Письменное задание 1
Напечатайте без изменений фрагмент исходного отрывка от слов «Чаковский не был» до слов «от их направлений.» включительно.

Исходный отрывок
□ □ □ □ □ □ □
Чаковский не был злым человеком. Но покричать любил. Помню, как однажды он зашёлся в истерике, обличая секретариат, который, по его мнению, состоит из бездельников и некомпетентных людей. Но, откричавшись, он словно забыл о нерадивых работниках и добродушно посасывал сигару, выслушивая членов редколлегии и наши сообщения о новинках в журналах.
Нынешняя «Литературная газета», возглавляемая Юрием Поляковым, любит подчёркивать, что она возрождает старые традиции, заложенные Чаковским, печатать всех литераторов, независимо от их направлений.
Но не получается это у Полякова. И не получится. Потому что смысл существования газеты Чаковского в условиях советского режима был совершенно определённым: мы были официозом секретариата Союза писателей и международного отдела ЦК, то есть нас вынуждали печатать такие стихи, как софроновские, или статьи, одобряющие внешнюю политику брежневского руководства, восхищающиеся этой политикой. Зато остальные отделы работали, смело обращаясь к интеллигенции, бичуя советскую судебную систему, советский быт, высмеивая советских чиновников разного ранга. Да и наш отдел русской литературы не только служил секретариату, но постоянно получал от него зуботычины: не того похвалили, не о том положительно написали! Традицией газеты стало печатать рядом со стихами, допустим, Владимира Фирсова (был такой слабый стихотворец, любимец комсомольского руководства страны) стихи, скажем, Давида Самойлова; давать не просто рецензию на бездарное произведение, но два мнения – положительное и отрицательное, что вряд ли радовало работников секретариата, но ставило их в двусмысленное положение: чем возмущаться, ведь есть и положительное мнение!
□ □ □ □ □ □ □
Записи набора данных
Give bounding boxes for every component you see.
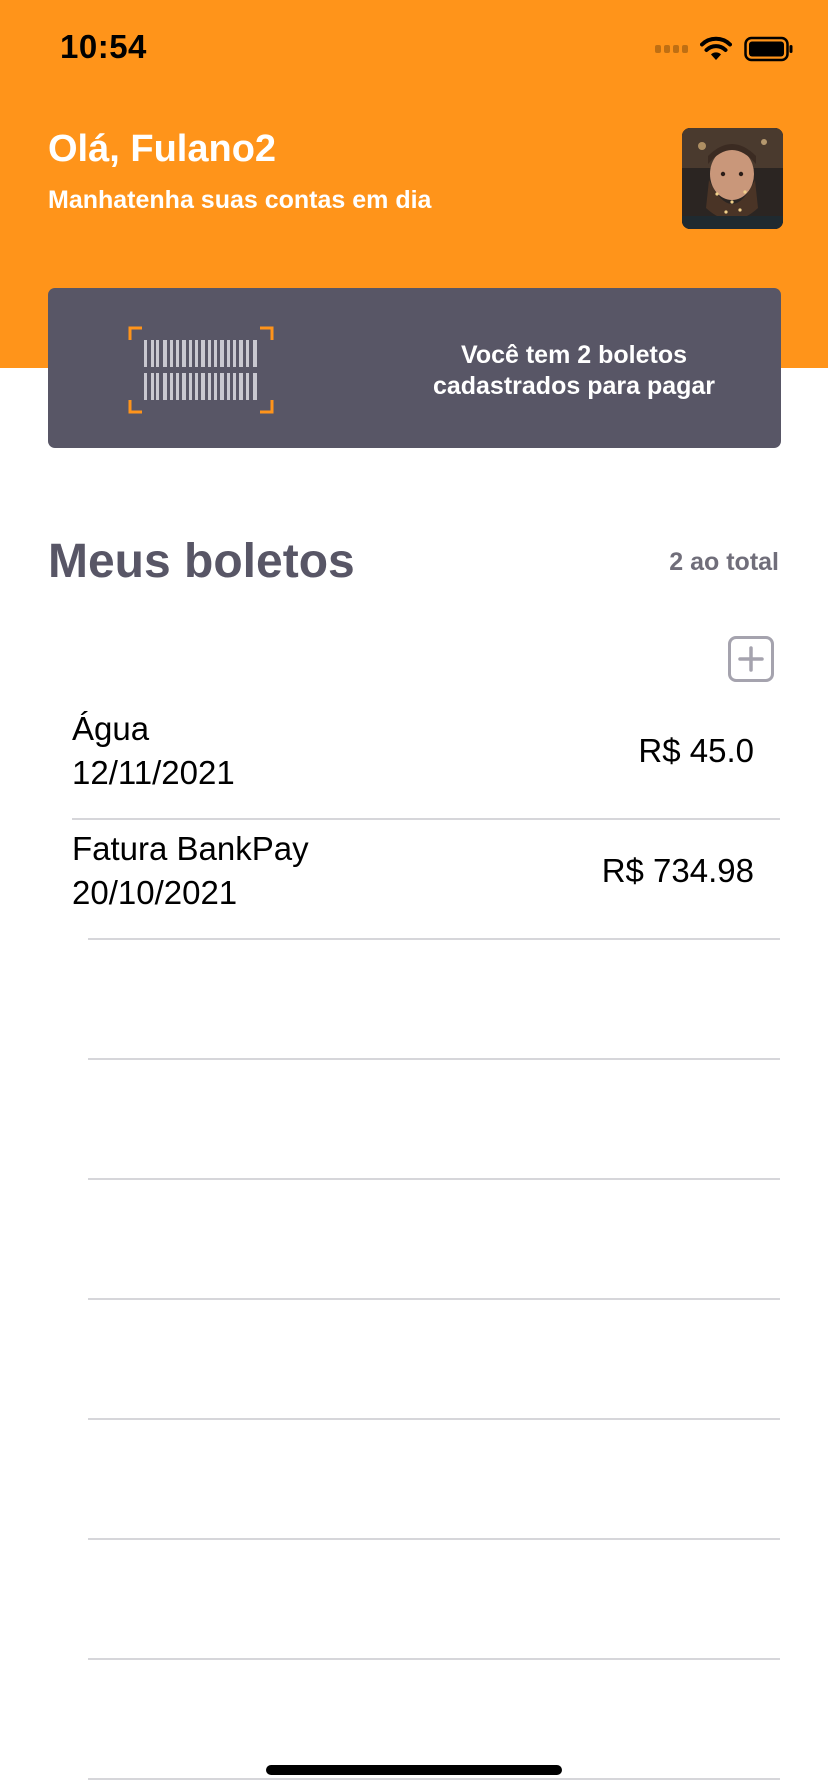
greeting-title: Olá, Fulano2	[48, 128, 277, 170]
boletos-list: Água 12/11/2021 R$ 45.0 Fatura BankPay 2…	[0, 700, 828, 1780]
wifi-icon	[700, 36, 732, 62]
empty-row	[0, 1180, 828, 1300]
greeting-subtitle: Manhatenha suas contas em dia	[48, 186, 432, 214]
section-title: Meus boletos	[48, 535, 355, 588]
boleto-value: R$ 45.0	[638, 732, 754, 769]
boleto-row[interactable]: Água 12/11/2021 R$ 45.0	[0, 700, 828, 820]
empty-row	[0, 940, 828, 1060]
empty-row	[0, 1660, 828, 1780]
status-time: 10:54	[60, 28, 147, 65]
boleto-row[interactable]: Fatura BankPay 20/10/2021 R$ 734.98	[0, 820, 828, 940]
boleto-date: 20/10/2021	[72, 874, 238, 911]
battery-icon	[744, 36, 794, 62]
home-indicator[interactable]	[266, 1765, 562, 1775]
boletos-summary-text: Você tem 2 boletos cadastrados para paga…	[432, 341, 716, 400]
cellular-signal-icon	[655, 45, 688, 53]
boletos-summary-card[interactable]: Você tem 2 boletos cadastrados para paga…	[48, 288, 781, 448]
row-separator	[88, 1778, 780, 1780]
add-boleto-button[interactable]	[728, 636, 774, 682]
empty-row	[0, 1300, 828, 1420]
empty-row	[0, 1540, 828, 1660]
boletos-count: 2 ao total	[669, 548, 779, 576]
boleto-name: Fatura BankPay	[72, 830, 309, 867]
home-screen: 10:54 Olá, Fulano2 Manhatenha suas conta…	[0, 0, 828, 1792]
status-icons	[655, 34, 794, 64]
empty-row	[0, 1060, 828, 1180]
empty-row	[0, 1420, 828, 1540]
boleto-name: Água	[72, 710, 150, 747]
plus-icon	[738, 646, 764, 672]
barcode-scan-icon	[128, 326, 274, 414]
boleto-date: 12/11/2021	[72, 754, 235, 791]
avatar[interactable]	[682, 128, 783, 229]
boleto-value: R$ 734.98	[601, 852, 754, 889]
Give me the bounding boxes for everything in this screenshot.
□ □ □ □ □ □ □
Письменное задание 2
Выведите без изменений строки из записей набора данных: от строки, где есть «128, 277, 170]», до строки, где есть «boleto-row[interactable]: Água 12/11/2021», включая обе.

Полное решение 1
Чаковский не был злым человеком. Но покричать любил. Помню, как однажды он зашёлся в истерике, обличая секретариат, который, по его мнению, состоит из бездельников и некомпетентных людей. Но, откричавшись, он словно забыл о нерадивых работниках и добродушно посасывал сигару, выслушивая членов редколлегии и наши сообщения о новинках в журналах.
Нынешняя «Литературная газета», возглавляемая Юрием Поляковым, любит подчёркивать, что она возрождает старые традиции, заложенные Чаковским, печатать всех литераторов, независимо от их направлений.

Полное решение 2
greeting-title: Olá, Fulano2	[48, 128, 277, 170]
boletos-list: Água 12/11/2021 R$ 45.0 Fatura BankPay 2…	[0, 700, 828, 1780]
wifi-icon	[700, 36, 732, 62]
empty-row	[0, 1180, 828, 1300]
greeting-subtitle: Manhatenha suas contas em dia	[48, 186, 432, 214]
section-title: Meus boletos	[48, 535, 355, 588]
boleto-value: R$ 45.0	[638, 732, 754, 769]
boleto-row[interactable]: Água 12/11/2021 R$ 45.0	[0, 700, 828, 820]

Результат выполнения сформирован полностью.